DATA SHOWN:
↓

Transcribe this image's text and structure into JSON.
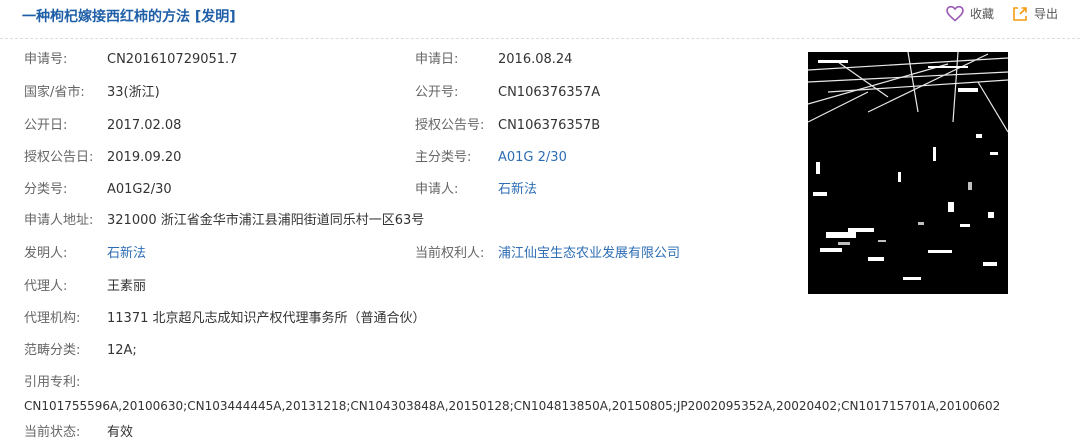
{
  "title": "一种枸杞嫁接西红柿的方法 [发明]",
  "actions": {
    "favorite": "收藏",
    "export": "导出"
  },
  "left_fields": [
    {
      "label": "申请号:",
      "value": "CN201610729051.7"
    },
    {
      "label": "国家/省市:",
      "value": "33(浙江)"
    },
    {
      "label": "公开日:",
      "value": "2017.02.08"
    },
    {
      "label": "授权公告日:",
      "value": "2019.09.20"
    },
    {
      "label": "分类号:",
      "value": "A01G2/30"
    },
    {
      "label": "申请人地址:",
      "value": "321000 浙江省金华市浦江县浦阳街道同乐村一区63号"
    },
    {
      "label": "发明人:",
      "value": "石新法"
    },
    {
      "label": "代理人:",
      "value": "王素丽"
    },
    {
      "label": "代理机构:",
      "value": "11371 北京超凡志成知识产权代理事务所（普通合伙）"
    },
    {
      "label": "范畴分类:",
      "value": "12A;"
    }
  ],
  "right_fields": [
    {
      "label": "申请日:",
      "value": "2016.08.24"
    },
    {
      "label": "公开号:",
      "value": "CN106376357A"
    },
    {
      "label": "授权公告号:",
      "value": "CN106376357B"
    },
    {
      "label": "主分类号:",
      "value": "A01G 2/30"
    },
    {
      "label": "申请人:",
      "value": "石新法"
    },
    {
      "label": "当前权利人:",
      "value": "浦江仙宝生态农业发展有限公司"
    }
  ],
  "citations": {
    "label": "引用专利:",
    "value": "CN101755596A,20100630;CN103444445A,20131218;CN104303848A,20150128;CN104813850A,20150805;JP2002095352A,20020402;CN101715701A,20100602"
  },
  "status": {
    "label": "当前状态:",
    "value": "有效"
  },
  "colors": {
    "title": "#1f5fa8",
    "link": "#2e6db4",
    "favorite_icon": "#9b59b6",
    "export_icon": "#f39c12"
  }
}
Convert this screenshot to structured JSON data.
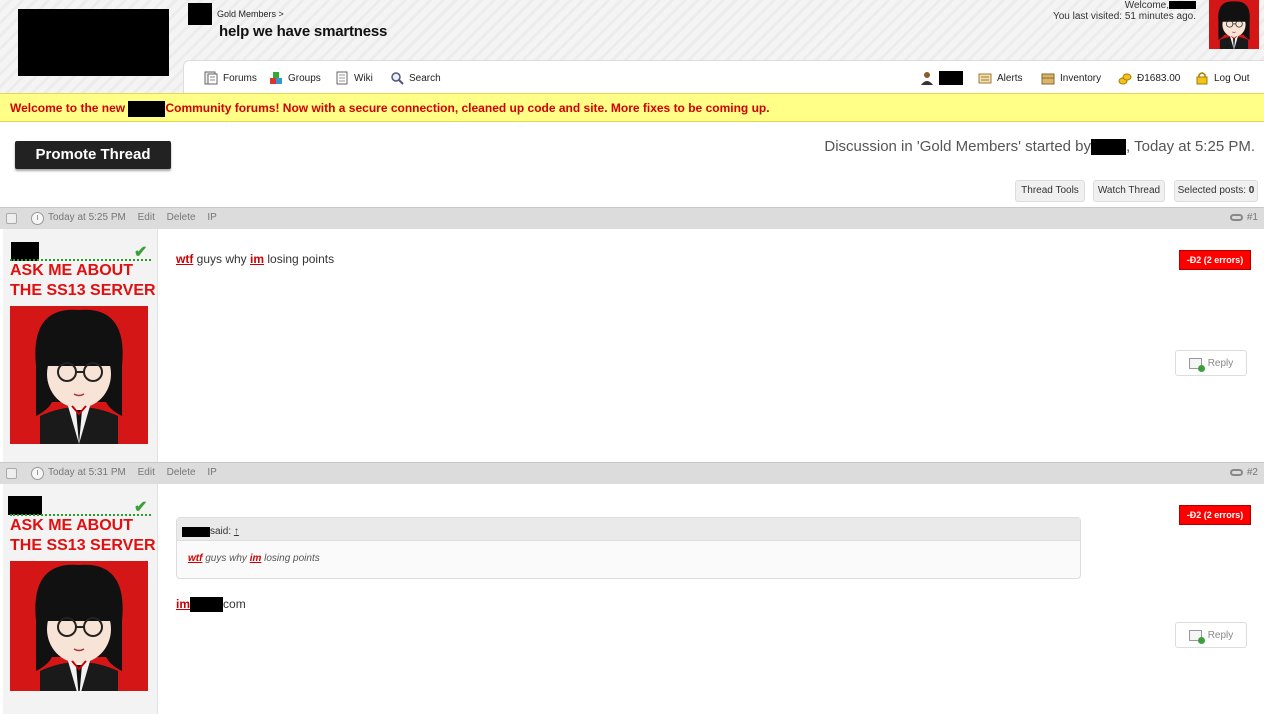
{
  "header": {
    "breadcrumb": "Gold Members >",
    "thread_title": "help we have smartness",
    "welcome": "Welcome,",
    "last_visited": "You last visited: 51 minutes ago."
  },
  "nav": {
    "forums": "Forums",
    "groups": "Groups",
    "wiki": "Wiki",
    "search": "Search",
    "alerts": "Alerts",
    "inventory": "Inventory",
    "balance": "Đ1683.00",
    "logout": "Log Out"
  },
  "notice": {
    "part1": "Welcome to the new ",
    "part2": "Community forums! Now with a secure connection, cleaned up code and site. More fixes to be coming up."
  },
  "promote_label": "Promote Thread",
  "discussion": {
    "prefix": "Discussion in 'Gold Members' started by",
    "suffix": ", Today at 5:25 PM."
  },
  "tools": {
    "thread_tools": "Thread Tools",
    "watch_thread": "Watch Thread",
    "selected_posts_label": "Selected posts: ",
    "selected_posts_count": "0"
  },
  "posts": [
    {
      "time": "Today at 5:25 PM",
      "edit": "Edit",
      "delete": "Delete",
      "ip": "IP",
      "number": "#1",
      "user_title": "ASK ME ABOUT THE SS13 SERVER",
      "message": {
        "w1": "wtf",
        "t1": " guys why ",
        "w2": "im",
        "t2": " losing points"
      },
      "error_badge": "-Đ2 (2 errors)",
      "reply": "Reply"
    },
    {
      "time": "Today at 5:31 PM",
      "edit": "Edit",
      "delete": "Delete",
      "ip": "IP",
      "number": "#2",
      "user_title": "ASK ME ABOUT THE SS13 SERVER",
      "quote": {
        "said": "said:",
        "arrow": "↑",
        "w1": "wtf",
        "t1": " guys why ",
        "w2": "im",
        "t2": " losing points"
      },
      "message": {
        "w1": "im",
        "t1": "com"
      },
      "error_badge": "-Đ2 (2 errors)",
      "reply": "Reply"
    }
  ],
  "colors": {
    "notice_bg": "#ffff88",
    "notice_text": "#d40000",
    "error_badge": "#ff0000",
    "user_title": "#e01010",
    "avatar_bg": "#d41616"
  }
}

↑
↓

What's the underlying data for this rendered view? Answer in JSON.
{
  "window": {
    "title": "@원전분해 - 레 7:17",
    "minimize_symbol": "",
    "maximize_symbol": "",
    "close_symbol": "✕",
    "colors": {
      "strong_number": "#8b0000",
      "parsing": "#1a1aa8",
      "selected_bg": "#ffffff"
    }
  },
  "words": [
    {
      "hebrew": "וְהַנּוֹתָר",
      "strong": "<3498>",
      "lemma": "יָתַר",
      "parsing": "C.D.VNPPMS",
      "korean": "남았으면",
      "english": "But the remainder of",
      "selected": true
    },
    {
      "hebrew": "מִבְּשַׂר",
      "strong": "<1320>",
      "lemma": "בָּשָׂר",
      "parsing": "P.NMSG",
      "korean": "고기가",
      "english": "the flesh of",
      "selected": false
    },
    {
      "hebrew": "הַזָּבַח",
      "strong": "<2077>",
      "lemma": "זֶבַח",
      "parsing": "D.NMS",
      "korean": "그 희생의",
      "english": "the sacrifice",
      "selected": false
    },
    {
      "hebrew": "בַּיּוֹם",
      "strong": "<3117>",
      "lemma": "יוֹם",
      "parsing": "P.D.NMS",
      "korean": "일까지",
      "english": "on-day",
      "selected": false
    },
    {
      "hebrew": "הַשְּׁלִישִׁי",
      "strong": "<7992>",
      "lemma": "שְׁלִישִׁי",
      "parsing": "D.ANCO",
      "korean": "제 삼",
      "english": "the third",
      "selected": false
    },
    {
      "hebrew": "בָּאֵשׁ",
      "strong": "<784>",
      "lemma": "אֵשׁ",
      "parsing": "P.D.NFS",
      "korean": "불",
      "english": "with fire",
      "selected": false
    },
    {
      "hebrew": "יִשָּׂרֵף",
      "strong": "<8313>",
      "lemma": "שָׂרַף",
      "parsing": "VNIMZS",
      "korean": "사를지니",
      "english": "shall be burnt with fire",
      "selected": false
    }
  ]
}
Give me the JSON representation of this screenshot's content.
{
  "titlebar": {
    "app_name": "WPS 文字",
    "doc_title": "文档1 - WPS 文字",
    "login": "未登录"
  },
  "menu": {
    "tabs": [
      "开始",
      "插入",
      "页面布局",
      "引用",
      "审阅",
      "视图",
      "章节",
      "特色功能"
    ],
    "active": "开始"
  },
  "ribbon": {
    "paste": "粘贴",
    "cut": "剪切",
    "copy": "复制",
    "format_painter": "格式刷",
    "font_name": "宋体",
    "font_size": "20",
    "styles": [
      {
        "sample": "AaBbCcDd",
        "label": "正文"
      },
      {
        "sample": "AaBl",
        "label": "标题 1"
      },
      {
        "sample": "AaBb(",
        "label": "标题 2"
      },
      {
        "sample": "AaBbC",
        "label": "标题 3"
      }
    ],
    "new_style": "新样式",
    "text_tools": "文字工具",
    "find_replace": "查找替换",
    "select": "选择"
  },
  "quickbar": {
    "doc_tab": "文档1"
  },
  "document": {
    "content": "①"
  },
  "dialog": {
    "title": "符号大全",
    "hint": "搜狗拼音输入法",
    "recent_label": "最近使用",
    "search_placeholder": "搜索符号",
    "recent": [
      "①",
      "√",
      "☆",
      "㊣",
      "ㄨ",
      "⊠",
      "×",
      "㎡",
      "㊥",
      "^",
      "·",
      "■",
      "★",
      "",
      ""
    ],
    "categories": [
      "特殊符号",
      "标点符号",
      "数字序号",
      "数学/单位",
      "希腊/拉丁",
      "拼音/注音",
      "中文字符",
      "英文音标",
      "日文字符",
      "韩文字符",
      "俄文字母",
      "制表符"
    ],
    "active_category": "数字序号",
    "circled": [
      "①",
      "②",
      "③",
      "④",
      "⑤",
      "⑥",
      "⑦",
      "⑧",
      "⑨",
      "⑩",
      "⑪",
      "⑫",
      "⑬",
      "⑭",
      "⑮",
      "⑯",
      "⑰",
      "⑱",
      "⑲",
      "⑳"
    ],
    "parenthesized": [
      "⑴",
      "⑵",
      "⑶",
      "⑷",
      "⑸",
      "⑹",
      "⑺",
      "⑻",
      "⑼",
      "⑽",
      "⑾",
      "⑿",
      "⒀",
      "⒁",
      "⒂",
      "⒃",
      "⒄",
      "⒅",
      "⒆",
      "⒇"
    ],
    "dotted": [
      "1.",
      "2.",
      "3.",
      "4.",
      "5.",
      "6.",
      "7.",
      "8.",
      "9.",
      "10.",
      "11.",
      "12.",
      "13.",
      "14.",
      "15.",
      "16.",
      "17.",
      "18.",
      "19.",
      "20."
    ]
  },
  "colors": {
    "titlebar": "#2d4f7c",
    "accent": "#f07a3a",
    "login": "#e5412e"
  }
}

↑

YOUR TASK: Report the number of lines that contain "Gold", with no other words.

SOLUTION FOR THIS TASK: 2